● **YOUR OBJECTIVE**:
Nothing in the entries should change; repeat them exactly.

[Figure record listings]
──────
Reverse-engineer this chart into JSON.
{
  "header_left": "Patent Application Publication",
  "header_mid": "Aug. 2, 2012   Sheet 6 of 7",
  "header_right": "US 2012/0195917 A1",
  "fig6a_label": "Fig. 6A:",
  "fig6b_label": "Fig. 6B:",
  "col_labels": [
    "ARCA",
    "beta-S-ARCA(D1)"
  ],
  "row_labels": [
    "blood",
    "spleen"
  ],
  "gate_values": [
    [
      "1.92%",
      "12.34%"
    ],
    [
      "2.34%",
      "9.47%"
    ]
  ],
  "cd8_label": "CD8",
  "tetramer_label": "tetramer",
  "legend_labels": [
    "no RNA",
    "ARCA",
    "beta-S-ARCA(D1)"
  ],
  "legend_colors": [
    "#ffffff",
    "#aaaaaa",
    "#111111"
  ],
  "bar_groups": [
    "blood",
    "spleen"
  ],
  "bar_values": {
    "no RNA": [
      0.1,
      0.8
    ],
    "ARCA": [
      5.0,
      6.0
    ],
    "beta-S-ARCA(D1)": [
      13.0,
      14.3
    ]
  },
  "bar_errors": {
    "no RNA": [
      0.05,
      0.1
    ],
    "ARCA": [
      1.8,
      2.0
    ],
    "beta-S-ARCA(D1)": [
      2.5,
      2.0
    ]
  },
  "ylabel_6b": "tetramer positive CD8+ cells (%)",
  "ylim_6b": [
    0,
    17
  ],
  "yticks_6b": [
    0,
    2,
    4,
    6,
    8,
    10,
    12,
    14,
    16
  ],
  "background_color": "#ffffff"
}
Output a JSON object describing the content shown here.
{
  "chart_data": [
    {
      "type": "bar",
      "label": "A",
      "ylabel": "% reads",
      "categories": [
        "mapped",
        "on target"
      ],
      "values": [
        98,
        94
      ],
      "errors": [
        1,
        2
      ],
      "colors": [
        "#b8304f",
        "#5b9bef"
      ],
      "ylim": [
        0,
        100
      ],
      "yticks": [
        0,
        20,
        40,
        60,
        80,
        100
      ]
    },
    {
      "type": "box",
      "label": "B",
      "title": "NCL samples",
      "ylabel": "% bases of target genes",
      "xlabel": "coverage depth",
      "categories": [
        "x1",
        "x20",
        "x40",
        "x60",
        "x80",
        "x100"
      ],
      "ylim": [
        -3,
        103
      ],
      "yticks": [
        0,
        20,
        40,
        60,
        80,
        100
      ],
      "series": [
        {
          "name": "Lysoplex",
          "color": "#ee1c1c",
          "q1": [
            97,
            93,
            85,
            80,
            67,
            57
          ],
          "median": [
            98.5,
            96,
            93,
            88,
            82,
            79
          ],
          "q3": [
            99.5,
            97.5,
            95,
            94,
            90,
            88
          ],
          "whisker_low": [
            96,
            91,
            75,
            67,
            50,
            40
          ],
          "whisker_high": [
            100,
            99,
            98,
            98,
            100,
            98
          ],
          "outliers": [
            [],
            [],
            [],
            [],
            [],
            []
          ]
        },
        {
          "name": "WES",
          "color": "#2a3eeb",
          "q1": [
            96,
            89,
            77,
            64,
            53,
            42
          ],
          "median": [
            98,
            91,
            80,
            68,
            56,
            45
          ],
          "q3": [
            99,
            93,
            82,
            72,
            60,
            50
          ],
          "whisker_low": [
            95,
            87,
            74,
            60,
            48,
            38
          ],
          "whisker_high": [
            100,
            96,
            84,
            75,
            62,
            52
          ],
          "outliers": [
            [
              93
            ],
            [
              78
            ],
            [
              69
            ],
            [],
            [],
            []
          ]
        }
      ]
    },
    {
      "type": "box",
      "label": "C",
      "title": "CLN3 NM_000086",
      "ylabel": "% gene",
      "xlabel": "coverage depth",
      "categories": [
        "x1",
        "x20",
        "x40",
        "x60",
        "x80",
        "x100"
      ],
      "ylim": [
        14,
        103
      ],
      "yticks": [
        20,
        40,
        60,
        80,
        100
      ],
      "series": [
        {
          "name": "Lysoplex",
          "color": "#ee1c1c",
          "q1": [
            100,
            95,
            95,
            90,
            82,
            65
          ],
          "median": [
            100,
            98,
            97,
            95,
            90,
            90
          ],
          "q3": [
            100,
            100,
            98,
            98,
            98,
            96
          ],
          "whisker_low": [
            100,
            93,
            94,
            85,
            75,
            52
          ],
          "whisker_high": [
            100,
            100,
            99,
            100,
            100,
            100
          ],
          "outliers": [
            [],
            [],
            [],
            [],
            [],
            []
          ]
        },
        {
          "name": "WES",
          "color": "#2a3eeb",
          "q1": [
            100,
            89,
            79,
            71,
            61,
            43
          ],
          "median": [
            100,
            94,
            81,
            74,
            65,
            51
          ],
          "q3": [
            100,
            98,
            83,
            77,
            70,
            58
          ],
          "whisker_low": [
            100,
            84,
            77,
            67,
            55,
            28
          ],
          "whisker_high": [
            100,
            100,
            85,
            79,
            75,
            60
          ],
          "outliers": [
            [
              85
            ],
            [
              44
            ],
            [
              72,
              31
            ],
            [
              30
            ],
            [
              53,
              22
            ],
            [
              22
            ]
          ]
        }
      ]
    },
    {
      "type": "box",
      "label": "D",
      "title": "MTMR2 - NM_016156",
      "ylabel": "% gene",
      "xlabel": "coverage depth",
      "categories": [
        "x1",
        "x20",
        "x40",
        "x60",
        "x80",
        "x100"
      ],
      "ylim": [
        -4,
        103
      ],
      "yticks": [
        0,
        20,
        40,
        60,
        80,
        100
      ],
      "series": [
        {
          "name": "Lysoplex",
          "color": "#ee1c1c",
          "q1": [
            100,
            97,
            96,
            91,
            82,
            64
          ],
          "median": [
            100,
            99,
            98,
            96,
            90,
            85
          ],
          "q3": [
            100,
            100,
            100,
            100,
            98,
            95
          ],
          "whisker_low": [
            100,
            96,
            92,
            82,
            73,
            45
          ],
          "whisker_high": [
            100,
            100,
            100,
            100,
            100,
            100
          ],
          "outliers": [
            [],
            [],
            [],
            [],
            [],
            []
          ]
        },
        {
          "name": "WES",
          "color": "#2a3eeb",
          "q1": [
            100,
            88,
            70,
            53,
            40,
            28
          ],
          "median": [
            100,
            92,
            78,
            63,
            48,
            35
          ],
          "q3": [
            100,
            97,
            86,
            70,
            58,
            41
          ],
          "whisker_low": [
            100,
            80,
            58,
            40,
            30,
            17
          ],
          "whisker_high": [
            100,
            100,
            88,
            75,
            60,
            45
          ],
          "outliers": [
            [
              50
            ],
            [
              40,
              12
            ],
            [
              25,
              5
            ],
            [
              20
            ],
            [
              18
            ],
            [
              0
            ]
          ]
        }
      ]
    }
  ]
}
──────
● **OUTPUT FOR THIS TASK**:
Reverse-engineer this chart into JSON.
{
  "header_left": "Patent Application Publication",
  "header_mid": "Aug. 2, 2012   Sheet 6 of 7",
  "header_right": "US 2012/0195917 A1",
  "fig6a_label": "Fig. 6A:",
  "fig6b_label": "Fig. 6B:",
  "col_labels": [
    "ARCA",
    "beta-S-ARCA(D1)"
  ],
  "row_labels": [
    "blood",
    "spleen"
  ],
  "gate_values": [
    [
      "1.92%",
      "12.34%"
    ],
    [
      "2.34%",
      "9.47%"
    ]
  ],
  "cd8_label": "CD8",
  "tetramer_label": "tetramer",
  "legend_labels": [
    "no RNA",
    "ARCA",
    "beta-S-ARCA(D1)"
  ],
  "legend_colors": [
    "#ffffff",
    "#aaaaaa",
    "#111111"
  ],
  "bar_groups": [
    "blood",
    "spleen"
  ],
  "bar_values": {
    "no RNA": [
      0.1,
      0.8
    ],
    "ARCA": [
      5.0,
      6.0
    ],
    "beta-S-ARCA(D1)": [
      13.0,
      14.3
    ]
  },
  "bar_errors": {
    "no RNA": [
      0.05,
      0.1
    ],
    "ARCA": [
      1.8,
      2.0
    ],
    "beta-S-ARCA(D1)": [
      2.5,
      2.0
    ]
  },
  "ylabel_6b": "tetramer positive CD8+ cells (%)",
  "ylim_6b": [
    0,
    17
  ],
  "yticks_6b": [
    0,
    2,
    4,
    6,
    8,
    10,
    12,
    14,
    16
  ],
  "background_color": "#ffffff"
}
Output a JSON object describing the content shown here.
{
  "chart_data": [
    {
      "type": "bar",
      "label": "A",
      "ylabel": "% reads",
      "categories": [
        "mapped",
        "on target"
      ],
      "values": [
        98,
        94
      ],
      "errors": [
        1,
        2
      ],
      "colors": [
        "#b8304f",
        "#5b9bef"
      ],
      "ylim": [
        0,
        100
      ],
      "yticks": [
        0,
        20,
        40,
        60,
        80,
        100
      ]
    },
    {
      "type": "box",
      "label": "B",
      "title": "NCL samples",
      "ylabel": "% bases of target genes",
      "xlabel": "coverage depth",
      "categories": [
        "x1",
        "x20",
        "x40",
        "x60",
        "x80",
        "x100"
      ],
      "ylim": [
        -3,
        103
      ],
      "yticks": [
        0,
        20,
        40,
        60,
        80,
        100
      ],
      "series": [
        {
          "name": "Lysoplex",
          "color": "#ee1c1c",
          "q1": [
            97,
            93,
            85,
            80,
            67,
            57
          ],
          "median": [
            98.5,
            96,
            93,
            88,
            82,
            79
          ],
          "q3": [
            99.5,
            97.5,
            95,
            94,
            90,
            88
          ],
          "whisker_low": [
            96,
            91,
            75,
            67,
            50,
            40
          ],
          "whisker_high": [
            100,
            99,
            98,
            98,
            100,
            98
          ],
          "outliers": [
            [],
            [],
            [],
            [],
            [],
            []
          ]
        },
        {
          "name": "WES",
          "color": "#2a3eeb",
          "q1": [
            96,
            89,
            77,
            64,
            53,
            42
          ],
          "median": [
            98,
            91,
            80,
            68,
            56,
            45
          ],
          "q3": [
            99,
            93,
            82,
            72,
            60,
            50
          ],
          "whisker_low": [
            95,
            87,
            74,
            60,
            48,
            38
          ],
          "whisker_high": [
            100,
            96,
            84,
            75,
            62,
            52
          ],
          "outliers": [
            [
              93
            ],
            [
              78
            ],
            [
              69
            ],
            [],
            [],
            []
          ]
        }
      ]
    },
    {
      "type": "box",
      "label": "C",
      "title": "CLN3 NM_000086",
      "ylabel": "% gene",
      "xlabel": "coverage depth",
      "categories": [
        "x1",
        "x20",
        "x40",
        "x60",
        "x80",
        "x100"
      ],
      "ylim": [
        14,
        103
      ],
      "yticks": [
        20,
        40,
        60,
        80,
        100
      ],
      "series": [
        {
          "name": "Lysoplex",
          "color": "#ee1c1c",
          "q1": [
            100,
            95,
            95,
            90,
            82,
            65
          ],
          "median": [
            100,
            98,
            97,
            95,
            90,
            90
          ],
          "q3": [
            100,
            100,
            98,
            98,
            98,
            96
          ],
          "whisker_low": [
            100,
            93,
            94,
            85,
            75,
            52
          ],
          "whisker_high": [
            100,
            100,
            99,
            100,
            100,
            100
          ],
          "outliers": [
            [],
            [],
            [],
            [],
            [],
            []
          ]
        },
        {
          "name": "WES",
          "color": "#2a3eeb",
          "q1": [
            100,
            89,
            79,
            71,
            61,
            43
          ],
          "median": [
            100,
            94,
            81,
            74,
            65,
            51
          ],
          "q3": [
            100,
            98,
            83,
            77,
            70,
            58
          ],
          "whisker_low": [
            100,
            84,
            77,
            67,
            55,
            28
          ],
          "whisker_high": [
            100,
            100,
            85,
            79,
            75,
            60
          ],
          "outliers": [
            [
              85
            ],
            [
              44
            ],
            [
              72,
              31
            ],
            [
              30
            ],
            [
              53,
              22
            ],
            [
              22
            ]
          ]
        }
      ]
    },
    {
      "type": "box",
      "label": "D",
      "title": "MTMR2 - NM_016156",
      "ylabel": "% gene",
      "xlabel": "coverage depth",
      "categories": [
        "x1",
        "x20",
        "x40",
        "x60",
        "x80",
        "x100"
      ],
      "ylim": [
        -4,
        103
      ],
      "yticks": [
        0,
        20,
        40,
        60,
        80,
        100
      ],
      "series": [
        {
          "name": "Lysoplex",
          "color": "#ee1c1c",
          "q1": [
            100,
            97,
            96,
            91,
            82,
            64
          ],
          "median": [
            100,
            99,
            98,
            96,
            90,
            85
          ],
          "q3": [
            100,
            100,
            100,
            100,
            98,
            95
          ],
          "whisker_low": [
            100,
            96,
            92,
            82,
            73,
            45
          ],
          "whisker_high": [
            100,
            100,
            100,
            100,
            100,
            100
          ],
          "outliers": [
            [],
            [],
            [],
            [],
            [],
            []
          ]
        },
        {
          "name": "WES",
          "color": "#2a3eeb",
          "q1": [
            100,
            88,
            70,
            53,
            40,
            28
          ],
          "median": [
            100,
            92,
            78,
            63,
            48,
            35
          ],
          "q3": [
            100,
            97,
            86,
            70,
            58,
            41
          ],
          "whisker_low": [
            100,
            80,
            58,
            40,
            30,
            17
          ],
          "whisker_high": [
            100,
            100,
            88,
            75,
            60,
            45
          ],
          "outliers": [
            [
              50
            ],
            [
              40,
              12
            ],
            [
              25,
              5
            ],
            [
              20
            ],
            [
              18
            ],
            [
              0
            ]
          ]
        }
      ]
    }
  ]
}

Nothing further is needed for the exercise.